_PROBLEM TO SOLVE_
Keep the pictures out and restate every record exactly.

%%

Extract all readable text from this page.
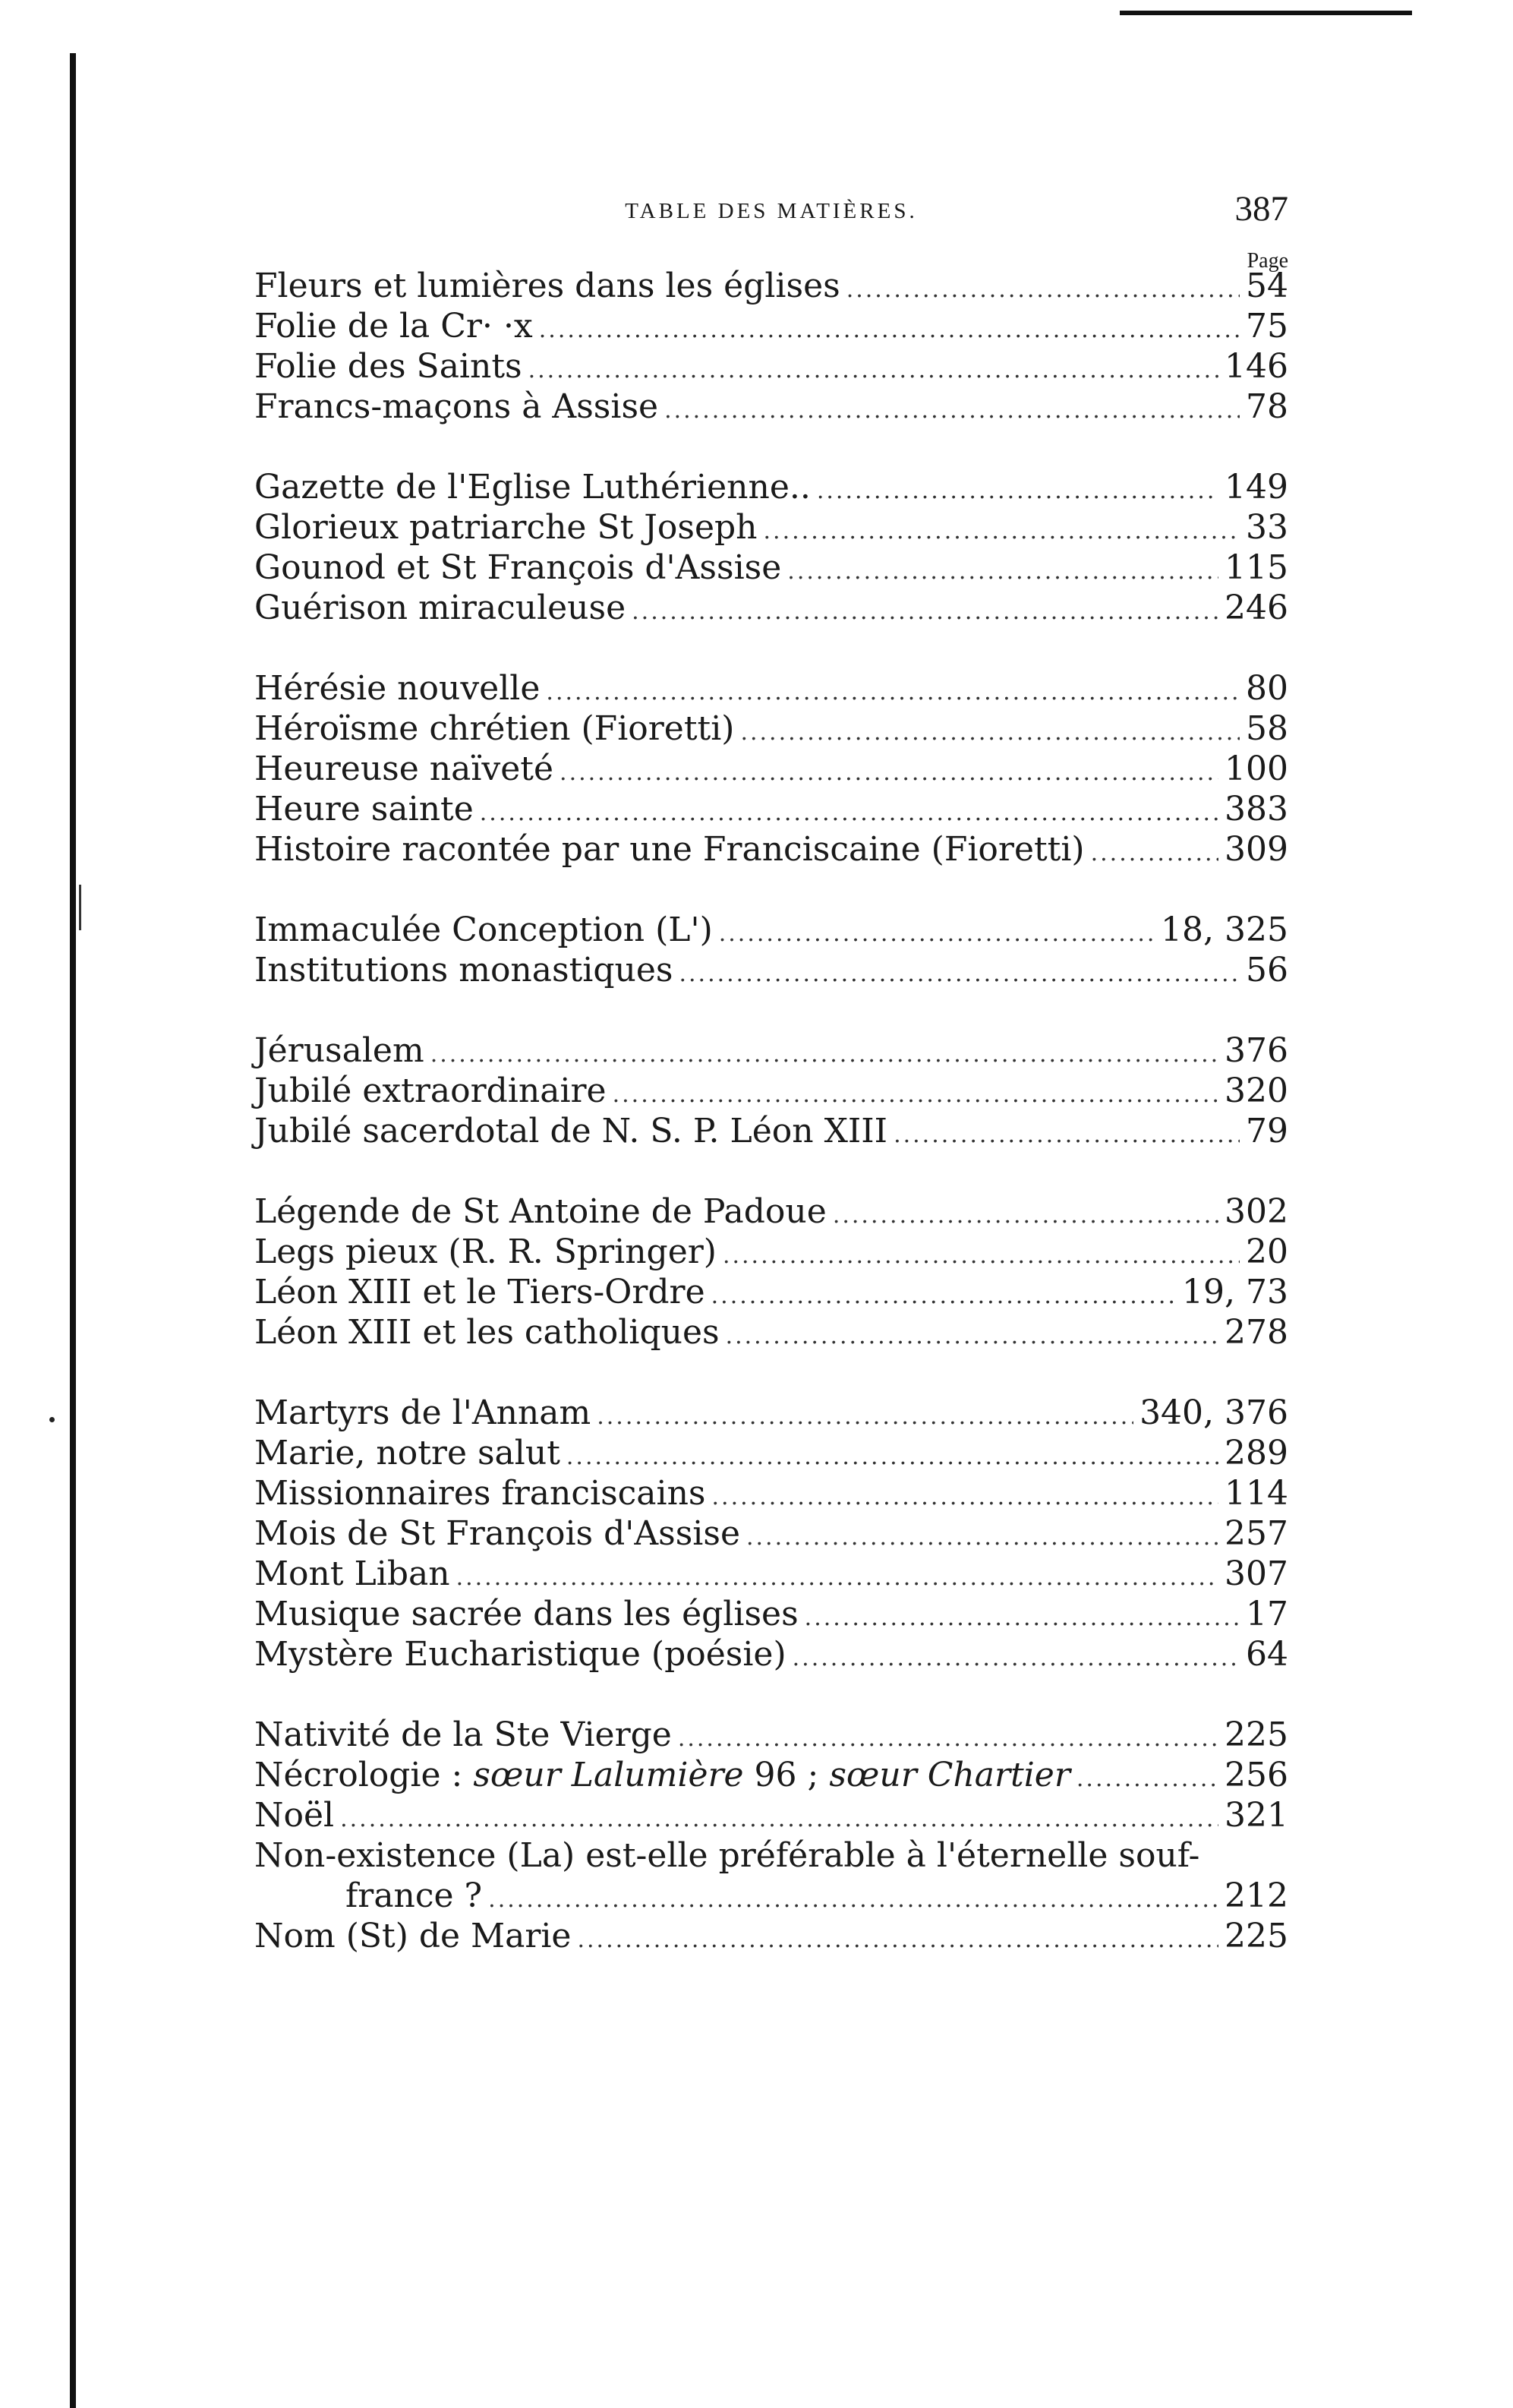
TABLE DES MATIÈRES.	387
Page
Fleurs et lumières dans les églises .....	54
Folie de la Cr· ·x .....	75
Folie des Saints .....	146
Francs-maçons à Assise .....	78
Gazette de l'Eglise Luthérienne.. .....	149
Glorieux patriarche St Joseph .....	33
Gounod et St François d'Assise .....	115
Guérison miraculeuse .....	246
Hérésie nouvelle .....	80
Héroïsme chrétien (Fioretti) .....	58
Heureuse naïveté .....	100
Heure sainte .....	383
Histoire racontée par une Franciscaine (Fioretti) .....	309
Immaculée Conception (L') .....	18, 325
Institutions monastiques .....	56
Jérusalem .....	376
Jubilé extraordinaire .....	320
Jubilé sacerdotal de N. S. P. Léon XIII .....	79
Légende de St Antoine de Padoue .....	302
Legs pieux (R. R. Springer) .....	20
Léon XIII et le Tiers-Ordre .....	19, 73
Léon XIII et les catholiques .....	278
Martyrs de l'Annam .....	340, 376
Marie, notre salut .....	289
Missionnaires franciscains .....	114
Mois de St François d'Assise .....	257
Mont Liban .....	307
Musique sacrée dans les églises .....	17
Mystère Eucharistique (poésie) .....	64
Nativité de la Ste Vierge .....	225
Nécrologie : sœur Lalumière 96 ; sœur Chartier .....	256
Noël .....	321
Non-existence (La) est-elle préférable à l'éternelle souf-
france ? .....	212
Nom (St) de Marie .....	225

%%

_OUTPUT BELOW_
Extract all readable text from this page.
TABLE DES MATIÈRES.	387
Page
Fleurs et lumières dans les églises .....	54
Folie de la Cr· ·x .....	75
Folie des Saints .....	146
Francs-maçons à Assise .....	78
Gazette de l'Eglise Luthérienne.. .....	149
Glorieux patriarche St Joseph .....	33
Gounod et St François d'Assise .....	115
Guérison miraculeuse .....	246
Hérésie nouvelle .....	80
Héroïsme chrétien (Fioretti) .....	58
Heureuse naïveté .....	100
Heure sainte .....	383
Histoire racontée par une Franciscaine (Fioretti) .....	309
Immaculée Conception (L') .....	18, 325
Institutions monastiques .....	56
Jérusalem .....	376
Jubilé extraordinaire .....	320
Jubilé sacerdotal de N. S. P. Léon XIII .....	79
Légende de St Antoine de Padoue .....	302
Legs pieux (R. R. Springer) .....	20
Léon XIII et le Tiers-Ordre .....	19, 73
Léon XIII et les catholiques .....	278
Martyrs de l'Annam .....	340, 376
Marie, notre salut .....	289
Missionnaires franciscains .....	114
Mois de St François d'Assise .....	257
Mont Liban .....	307
Musique sacrée dans les églises .....	17
Mystère Eucharistique (poésie) .....	64
Nativité de la Ste Vierge .....	225
Nécrologie : sœur Lalumière 96 ; sœur Chartier .....	256
Noël .....	321
Non-existence (La) est-elle préférable à l'éternelle souf-
france ? .....	212
Nom (St) de Marie .....	225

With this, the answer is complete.